Data tied to figure images:
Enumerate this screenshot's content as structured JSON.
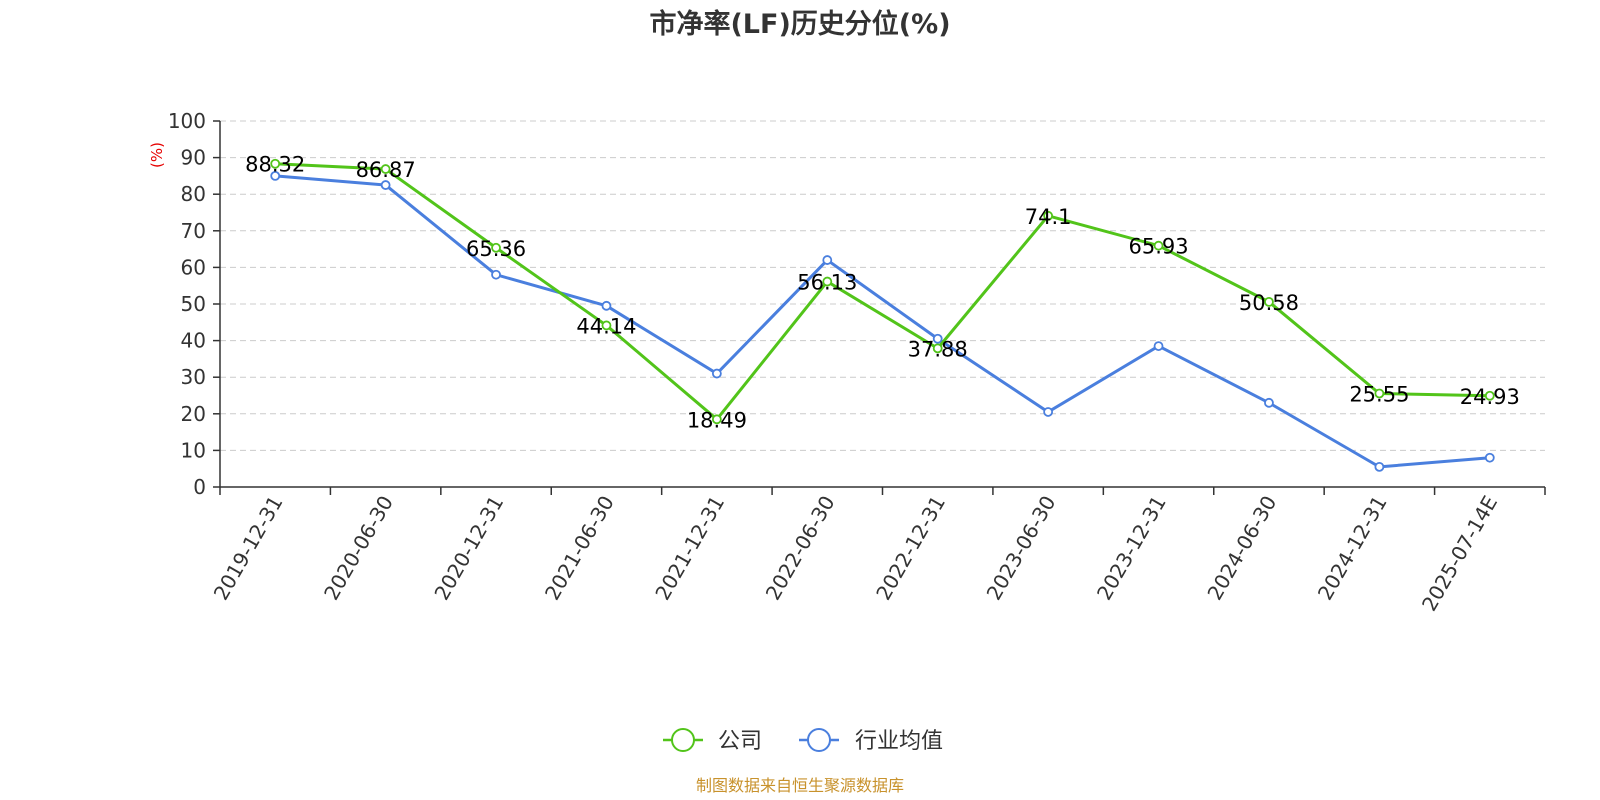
{
  "title": "市净率(LF)历史分位(%)",
  "unit_label": "(%)",
  "source": "制图数据来自恒生聚源数据库",
  "colors": {
    "company": "#52c41a",
    "industry": "#4a7fde",
    "source": "#c8922c",
    "axis": "#333333",
    "grid": "#cccccc",
    "unit": "#e60000"
  },
  "chart_data": {
    "type": "line",
    "title": "市净率(LF)历史分位(%)",
    "xlabel": "",
    "ylabel": "(%)",
    "ylim": [
      0,
      100
    ],
    "yticks": [
      0,
      10,
      20,
      30,
      40,
      50,
      60,
      70,
      80,
      90,
      100
    ],
    "grid": true,
    "legend_position": "bottom",
    "categories": [
      "2019-12-31",
      "2020-06-30",
      "2020-12-31",
      "2021-06-30",
      "2021-12-31",
      "2022-06-30",
      "2022-12-31",
      "2023-06-30",
      "2023-12-31",
      "2024-06-30",
      "2024-12-31",
      "2025-07-14E"
    ],
    "series": [
      {
        "name": "公司",
        "color": "#52c41a",
        "values": [
          88.32,
          86.87,
          65.36,
          44.14,
          18.49,
          56.13,
          37.88,
          74.1,
          65.93,
          50.58,
          25.55,
          24.93
        ],
        "labels": [
          "88.32",
          "86.87",
          "65.36",
          "44.14",
          "18.49",
          "56.13",
          "37.88",
          "74.1",
          "65.93",
          "50.58",
          "25.55",
          "24.93"
        ]
      },
      {
        "name": "行业均值",
        "color": "#4a7fde",
        "values": [
          85,
          82.5,
          58,
          49.5,
          31,
          62,
          40.5,
          20.5,
          38.5,
          23,
          5.5,
          8
        ]
      }
    ]
  }
}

■ What is asked ■
Write the listing above out again exactly, dropping each image.

■ Output for this task ■
Enumerate this screenshot's content as structured JSON.
{
  "title": "市净率(LF)历史分位(%)",
  "unit_label": "(%)",
  "source": "制图数据来自恒生聚源数据库",
  "colors": {
    "company": "#52c41a",
    "industry": "#4a7fde",
    "source": "#c8922c",
    "axis": "#333333",
    "grid": "#cccccc",
    "unit": "#e60000"
  },
  "chart_data": {
    "type": "line",
    "title": "市净率(LF)历史分位(%)",
    "xlabel": "",
    "ylabel": "(%)",
    "ylim": [
      0,
      100
    ],
    "yticks": [
      0,
      10,
      20,
      30,
      40,
      50,
      60,
      70,
      80,
      90,
      100
    ],
    "grid": true,
    "legend_position": "bottom",
    "categories": [
      "2019-12-31",
      "2020-06-30",
      "2020-12-31",
      "2021-06-30",
      "2021-12-31",
      "2022-06-30",
      "2022-12-31",
      "2023-06-30",
      "2023-12-31",
      "2024-06-30",
      "2024-12-31",
      "2025-07-14E"
    ],
    "series": [
      {
        "name": "公司",
        "color": "#52c41a",
        "values": [
          88.32,
          86.87,
          65.36,
          44.14,
          18.49,
          56.13,
          37.88,
          74.1,
          65.93,
          50.58,
          25.55,
          24.93
        ],
        "labels": [
          "88.32",
          "86.87",
          "65.36",
          "44.14",
          "18.49",
          "56.13",
          "37.88",
          "74.1",
          "65.93",
          "50.58",
          "25.55",
          "24.93"
        ]
      },
      {
        "name": "行业均值",
        "color": "#4a7fde",
        "values": [
          85,
          82.5,
          58,
          49.5,
          31,
          62,
          40.5,
          20.5,
          38.5,
          23,
          5.5,
          8
        ]
      }
    ]
  }
}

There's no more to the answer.